In a pointed riposte to U.S. President Joe Biden — who said he has “no confidence” in Gaza casualty figures provided by Hamas, Palestinian health officials on Thursday released a 212-page list identifying 6,747 people killed by Israeli air and artillery attacks on the besieged enclave since October 7.

The Gaza Health Ministry published the names, ages, genders, and civil identification numbers of 6,747 Palestinian victims of Israeli attacks, including 2,665 children. The list is in Arabic, with an English version said to be forthcoming.

Another 281 people, 248 of them children, could not be identified. In order to improve chances of identification should their children be dismembered by Israeli bombardment, some Gaza parents and guardians have taken to writing children’s names on their hands and legs.

All told, 7,028 Palestinians — including 2,913 children — have been killed in Gaza since Israel declared war in the wake of the Hamas-led infiltration attacks that left more than 1,400 Israeli civilians and soldiers dead on and after October 7.

More than 17,000 Palestinians have been injured in Israeli attacks, nearly half the homes in Gaza have been damaged or destroyed, and over 1.4 million people have been displaced.

Israeli soldiers and settlers have also killed more than 100 Palestinians in the illegally occupied West Bank and East Jerusalem since October 7, while nearly 2,000 others have been wounded there. The Gaza Health Ministry said in a statement that it was releasing the list “so that the world knows that behind every number is the story of a person whose name and identity are known.”

“Our people are not nobodies who can be ignored,” the agency stressed.

## Record list
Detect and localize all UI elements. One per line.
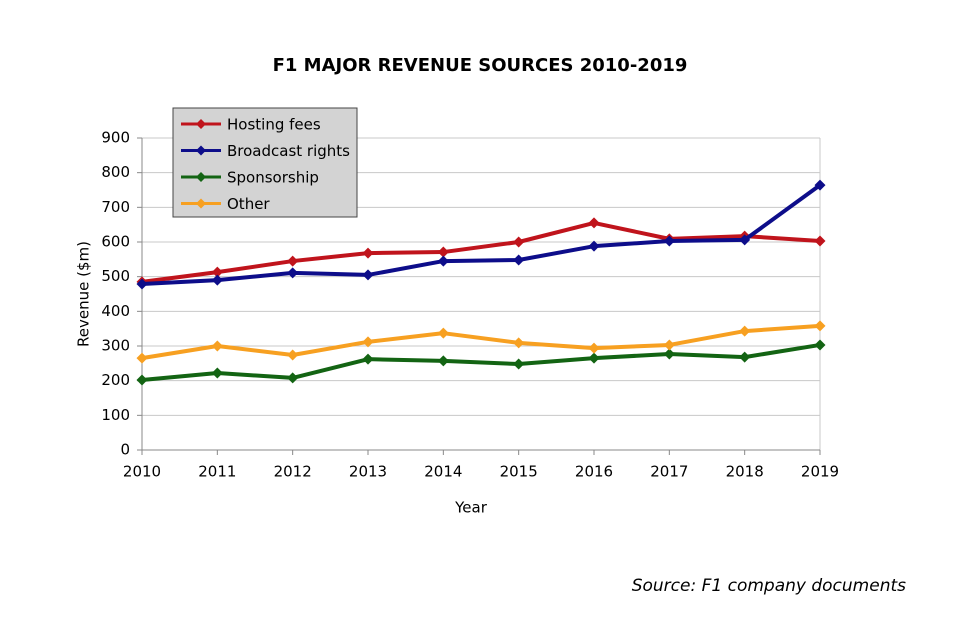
y-tick-label: 600 — [101, 233, 130, 251]
point-marker — [211, 340, 223, 352]
y-tick-label: 400 — [101, 302, 130, 320]
x-tick-label: 2010 — [123, 463, 161, 481]
x-tick-label: 2014 — [424, 463, 462, 481]
point-marker — [362, 336, 374, 348]
y-axis-label: Revenue ($m) — [75, 241, 93, 347]
point-marker — [814, 179, 826, 191]
point-marker — [437, 327, 449, 339]
y-tick-label: 900 — [101, 129, 130, 147]
point-marker — [663, 235, 675, 247]
y-tick-label: 800 — [101, 163, 130, 181]
legend-label: Hosting fees — [227, 116, 321, 134]
legend-label: Broadcast rights — [227, 142, 350, 160]
series-line — [141, 342, 821, 382]
point-marker — [814, 235, 826, 247]
point-marker — [739, 325, 751, 337]
source-note: Source: F1 company documents — [632, 576, 906, 596]
y-tick-label: 500 — [101, 267, 130, 285]
point-marker — [588, 342, 600, 354]
point-marker — [663, 348, 675, 360]
legend-marker — [196, 172, 206, 182]
x-tick-label: 2012 — [274, 463, 312, 481]
point-marker — [513, 358, 525, 370]
point-marker — [287, 372, 299, 384]
y-tick-label: 100 — [101, 406, 130, 424]
point-marker — [588, 217, 600, 229]
point-marker — [814, 320, 826, 332]
point-marker — [136, 352, 148, 364]
point-marker — [513, 337, 525, 349]
point-marker — [814, 339, 826, 351]
x-tick-label: 2016 — [575, 463, 613, 481]
chart-title: F1 MAJOR REVENUE SOURCES 2010-2019 — [273, 55, 688, 76]
legend-marker — [196, 145, 206, 156]
point-marker — [211, 266, 223, 278]
legend-label: Sponsorship — [227, 169, 319, 187]
x-axis-label: Year — [454, 499, 488, 517]
point-marker — [136, 278, 148, 290]
point-marker — [287, 255, 299, 267]
point-marker — [287, 267, 299, 279]
x-tick-label: 2018 — [726, 463, 764, 481]
point-marker — [513, 236, 525, 248]
y-tick-label: 300 — [101, 337, 130, 355]
point-marker — [588, 352, 600, 364]
point-marker — [211, 274, 223, 286]
point-marker — [739, 234, 751, 246]
x-tick-label: 2011 — [198, 463, 236, 481]
y-tick-label: 0 — [120, 441, 130, 459]
x-tick-label: 2015 — [500, 463, 538, 481]
series-line — [141, 220, 821, 284]
point-marker — [588, 240, 600, 252]
point-marker — [362, 353, 374, 365]
x-tick-label: 2013 — [349, 463, 387, 481]
point-marker — [287, 349, 299, 361]
point-marker — [739, 351, 751, 363]
point-marker — [437, 355, 449, 367]
point-marker — [663, 339, 675, 351]
legend-label: Other — [227, 195, 270, 213]
point-marker — [437, 255, 449, 267]
point-marker — [362, 247, 374, 259]
legend-marker — [196, 119, 206, 129]
point-marker — [136, 374, 148, 386]
point-marker — [362, 269, 374, 281]
legend-marker — [196, 198, 206, 209]
y-tick-label: 700 — [101, 198, 130, 216]
y-tick-label: 200 — [101, 371, 130, 389]
point-marker — [513, 254, 525, 266]
point-marker — [437, 246, 449, 258]
x-tick-label: 2017 — [650, 463, 688, 481]
point-marker — [211, 367, 223, 379]
series-line — [141, 183, 822, 286]
x-tick-label: 2019 — [801, 463, 839, 481]
series-line — [141, 323, 821, 361]
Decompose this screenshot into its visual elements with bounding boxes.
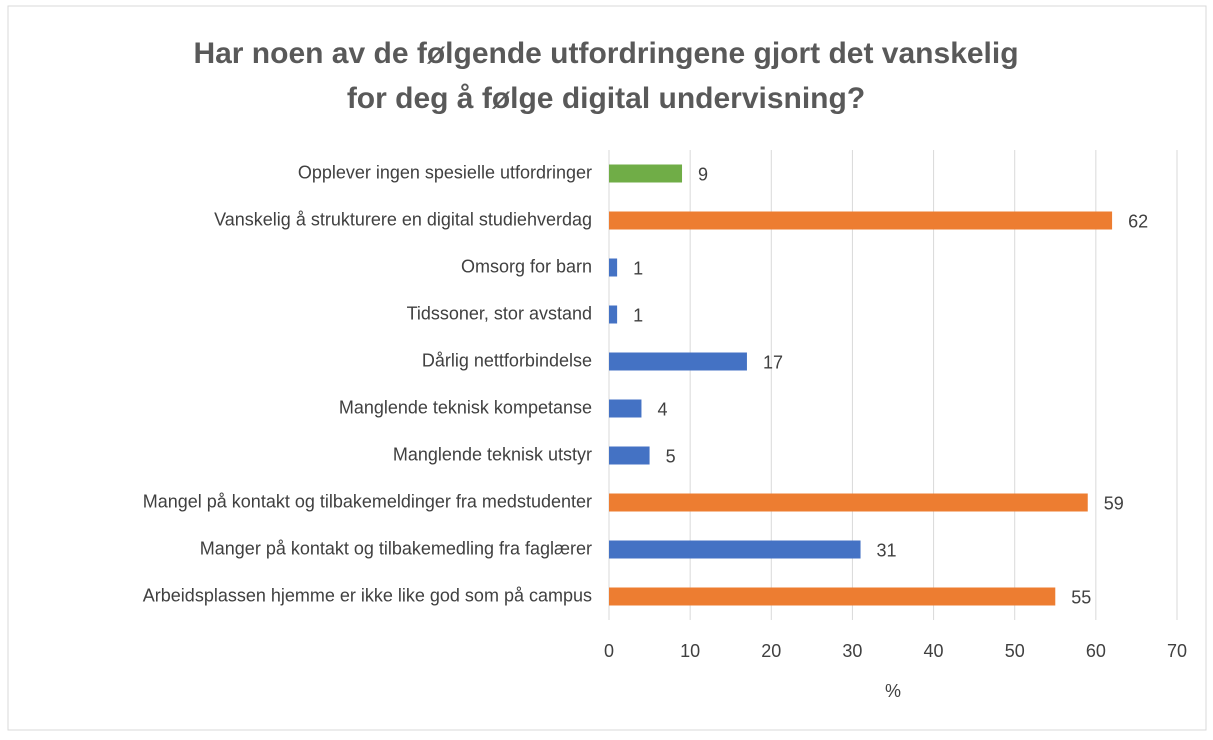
y-tick-label: Manger på kontakt og tilbakemedling fra … — [200, 538, 592, 558]
y-tick-label: Opplever ingen spesielle utfordringer — [298, 162, 592, 182]
data-label: 4 — [657, 399, 667, 419]
x-tick-label: 20 — [761, 641, 781, 661]
bar — [609, 352, 747, 371]
x-tick-label: 60 — [1086, 641, 1106, 661]
bar — [609, 399, 642, 418]
data-label: 55 — [1071, 587, 1091, 607]
bar — [609, 211, 1113, 230]
x-tick-label: 30 — [842, 641, 862, 661]
data-label: 62 — [1128, 211, 1148, 231]
bar — [609, 258, 618, 277]
data-label: 1 — [633, 258, 643, 278]
data-label: 9 — [698, 164, 708, 184]
x-tick-label: 10 — [680, 641, 700, 661]
x-axis-label: % — [885, 681, 901, 701]
data-label: 31 — [877, 540, 897, 560]
y-tick-label: Mangel på kontakt og tilbakemeldinger fr… — [143, 491, 592, 511]
y-tick-label: Omsorg for barn — [461, 256, 592, 276]
chart-title-line: for deg å følge digital undervisning? — [347, 82, 865, 115]
bar — [609, 305, 618, 324]
y-tick-label: Arbeidsplassen hjemme er ikke like god s… — [143, 585, 592, 605]
data-label: 5 — [666, 446, 676, 466]
y-tick-label: Dårlig nettforbindelse — [422, 350, 592, 370]
data-label: 1 — [633, 305, 643, 325]
bar — [609, 164, 683, 183]
bar — [609, 493, 1088, 512]
chart-frame — [7, 5, 1207, 731]
bar — [609, 587, 1056, 606]
bar — [609, 540, 861, 559]
x-tick-label: 40 — [924, 641, 944, 661]
y-tick-label: Manglende teknisk utstyr — [393, 444, 592, 464]
y-tick-label: Manglende teknisk kompetanse — [339, 397, 592, 417]
x-tick-label: 0 — [604, 641, 614, 661]
x-tick-label: 50 — [1005, 641, 1025, 661]
y-tick-label: Tidssoner, stor avstand — [407, 303, 592, 323]
data-label: 59 — [1104, 493, 1124, 513]
bar — [609, 446, 650, 465]
chart-title-line: Har noen av de følgende utfordringene gj… — [193, 37, 1018, 70]
x-tick-label: 70 — [1167, 641, 1187, 661]
data-label: 17 — [763, 352, 783, 372]
y-tick-label: Vanskelig å strukturere en digital studi… — [214, 209, 592, 229]
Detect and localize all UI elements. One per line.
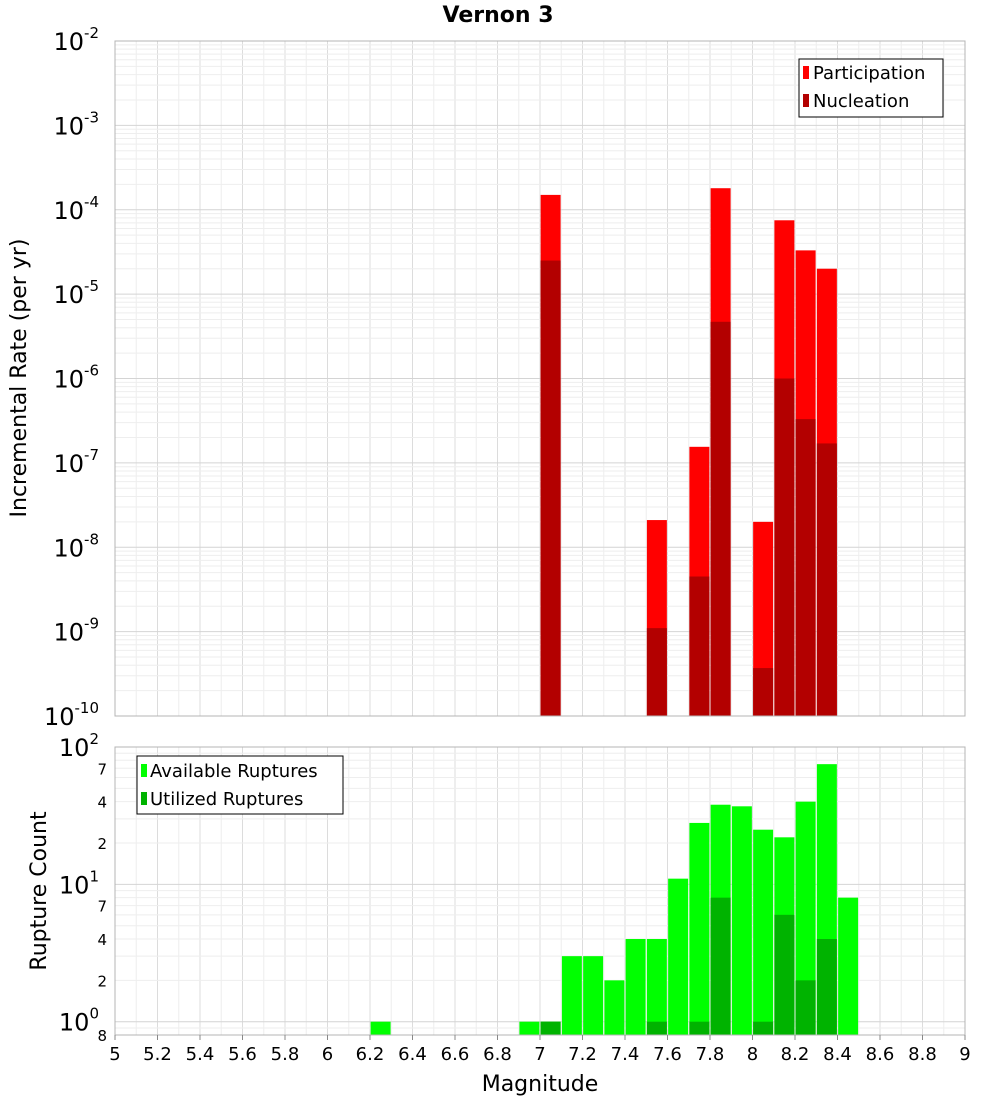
chart-title: Vernon 3 xyxy=(443,3,554,28)
bottom-bar-a xyxy=(604,980,625,1035)
bottom-bar-a xyxy=(519,1021,540,1035)
top-y-axis-label: Incremental Rate (per yr) xyxy=(7,239,32,518)
top-y-tick-label: 10-5 xyxy=(53,277,99,309)
top-legend-box xyxy=(798,58,944,118)
available-legend-label: Available Ruptures xyxy=(150,761,318,782)
x-tick-label: 7.2 xyxy=(568,1044,597,1065)
x-tick-label: 6 xyxy=(322,1044,333,1065)
bottom-bar-b xyxy=(795,980,816,1035)
x-tick-label: 5 xyxy=(109,1044,120,1065)
x-tick-label: 8.2 xyxy=(781,1044,810,1065)
nucleation-legend-label: Nucleation xyxy=(813,91,909,112)
top-y-tick-label: 10-8 xyxy=(53,530,99,562)
top-y-tick-label: 10-7 xyxy=(53,446,99,478)
bottom-bar-a xyxy=(583,956,604,1035)
top-bars xyxy=(540,188,837,717)
x-tick-label: 7.8 xyxy=(696,1044,725,1065)
top-bar-b xyxy=(753,668,774,716)
bottom-bar-a xyxy=(646,939,667,1035)
x-tick-label: 8.6 xyxy=(866,1044,895,1065)
top-bar-a xyxy=(753,521,774,716)
utilized-legend-label: Utilized Ruptures xyxy=(150,789,303,810)
x-tick-label: 5.8 xyxy=(271,1044,300,1065)
top-plot-frame xyxy=(114,40,966,717)
bottom-bar-a xyxy=(795,801,816,1035)
bottom-bar-a xyxy=(689,822,710,1035)
top-bar-b xyxy=(816,443,837,716)
top-bar-b xyxy=(795,419,816,716)
bottom-y-ticks: 102 101 100 7 4 2 7 4 2 8 xyxy=(59,730,107,1045)
bottom-y-minor-tick-label: 8 xyxy=(97,1027,107,1045)
participation-swatch xyxy=(803,66,809,79)
bottom-bar-b xyxy=(540,1021,561,1035)
bottom-y-minor-tick-label: 4 xyxy=(97,794,107,812)
bottom-bar-a xyxy=(370,1021,391,1035)
x-tick-label: 5.4 xyxy=(186,1044,215,1065)
bottom-legend-box xyxy=(136,755,344,815)
x-tick-label: 8.4 xyxy=(823,1044,852,1065)
nucleation-swatch xyxy=(803,94,809,107)
x-tick-label: 7 xyxy=(534,1044,545,1065)
top-bar-b xyxy=(646,628,667,716)
x-tick-label: 7.6 xyxy=(653,1044,682,1065)
x-tick-label: 6.8 xyxy=(483,1044,512,1065)
x-tick-label: 6.4 xyxy=(398,1044,427,1065)
top-bar-b xyxy=(540,260,561,716)
bottom-bar-a xyxy=(838,897,859,1035)
bottom-bar-b xyxy=(753,1021,774,1035)
top-y-tick-label: 10-10 xyxy=(44,699,99,731)
top-bar-b xyxy=(710,321,731,716)
bottom-y-minor-tick-label: 7 xyxy=(97,898,107,916)
bottom-y-minor-tick-label: 2 xyxy=(97,972,107,990)
bottom-bar-b xyxy=(774,914,795,1035)
bottom-bar-a xyxy=(753,829,774,1035)
x-tick-label: 7.4 xyxy=(611,1044,640,1065)
x-tick-label: 6.2 xyxy=(356,1044,385,1065)
bottom-bars xyxy=(370,764,859,1035)
bottom-y-tick-label: 102 xyxy=(59,730,99,762)
bottom-bar-a xyxy=(625,939,646,1035)
x-tick-label: 8.8 xyxy=(908,1044,937,1065)
top-bar-b xyxy=(689,576,710,716)
utilized-swatch xyxy=(141,792,147,805)
bottom-y-minor-tick-label: 7 xyxy=(97,760,107,778)
bottom-bar-a xyxy=(668,878,689,1035)
x-tick-label: 6.6 xyxy=(441,1044,470,1065)
bottom-bar-b xyxy=(646,1021,667,1035)
bottom-y-axis-label: Rupture Count xyxy=(27,811,52,971)
bottom-y-minor-tick-label: 2 xyxy=(97,835,107,853)
bottom-bar-a xyxy=(731,806,752,1035)
bottom-bar-b xyxy=(816,939,837,1035)
x-tick-label: 9 xyxy=(959,1044,970,1065)
x-axis-label: Magnitude xyxy=(482,1072,599,1097)
bottom-y-minor-tick-label: 4 xyxy=(97,931,107,949)
top-bar-b xyxy=(774,378,795,716)
participation-legend-label: Participation xyxy=(813,63,925,84)
top-y-ticks: 10-2 10-3 10-4 10-5 10-6 10-7 10-8 10-9 10-10 xyxy=(44,24,99,731)
x-tick-label: 5.2 xyxy=(143,1044,172,1065)
bottom-bar-a xyxy=(561,956,582,1035)
bottom-y-tick-label: 100 xyxy=(59,1005,99,1037)
top-y-tick-label: 10-2 xyxy=(53,24,99,56)
top-y-tick-label: 10-3 xyxy=(53,108,99,140)
bottom-y-tick-label: 101 xyxy=(59,867,99,899)
bottom-legend: Available Ruptures Utilized Ruptures xyxy=(136,755,344,815)
bottom-x-ticks: 5 5.2 5.4 5.6 5.8 6 6.2 6.4 6.6 6.8 7 7.2 7.4 7.6 7.8 8… xyxy=(109,1035,971,1065)
bottom-bar-b xyxy=(689,1021,710,1035)
bottom-bar-b xyxy=(710,897,731,1035)
available-swatch xyxy=(141,764,147,777)
top-y-tick-label: 10-9 xyxy=(53,615,99,647)
top-y-tick-label: 10-6 xyxy=(53,362,99,394)
top-legend: Participation Nucleation xyxy=(798,58,944,118)
x-tick-label: 8 xyxy=(747,1044,758,1065)
top-y-tick-label: 10-4 xyxy=(53,193,99,225)
top-grid xyxy=(114,41,966,717)
x-tick-label: 5.6 xyxy=(228,1044,257,1065)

## List of tasks
A: Summarize the passage on the Gaza casualty list in two sentences.
B: Pick up the passage on the Gaza casualty list after its last sentence and carry it forward.
The items can be left aside.

## Task-by-task answers
A: Responding to President Biden's statement that he had no confidence in Gaza casualty figures provided by Hamas, the Gaza Health Ministry released a 212-page list naming 6,747 Palestinians killed by Israeli attacks since October 7, including 2,665 children, while another 281 people could not be identified. The ministry said it published the list so the world would know that behind every number is a person whose name and identity are known.

B:
“At a time when our people are waiting for urgent international intervention to stop the genocidal war being carried out by the Israeli occupier against all civilian components including health and media personnel… more than 2 million people living in the Gaza Strip are exposed to the ugliest types of systematic killing and brutal massacres,” the statement continued.

The ministry accused the Biden administration of accepting all of the Israeli government’s claims “without any verification or scrutiny” and “devoid of all… morals and basic human rights values that it sings about.”

On Wednesday, Biden — who earlier this month declared his “rock-solid and unwavering” commitment to Israel — said during a White House press conference that he was “sure innocents have been killed, and it’s the price of waging a war.” “But I have no confidence in the number that the Palestinians are using,” the president added.

Some critics condemned Biden’s stance as “genocide denial.” However, the administration doubled down on its claim as White House Spokesperson John Kirby said during a Thursday press briefing that “the Gaza Ministry of Health is just a front for Hamas.” “We can’t take anything coming out of Hamas, including the so-called Ministry of Health, at face value,” Kirby added.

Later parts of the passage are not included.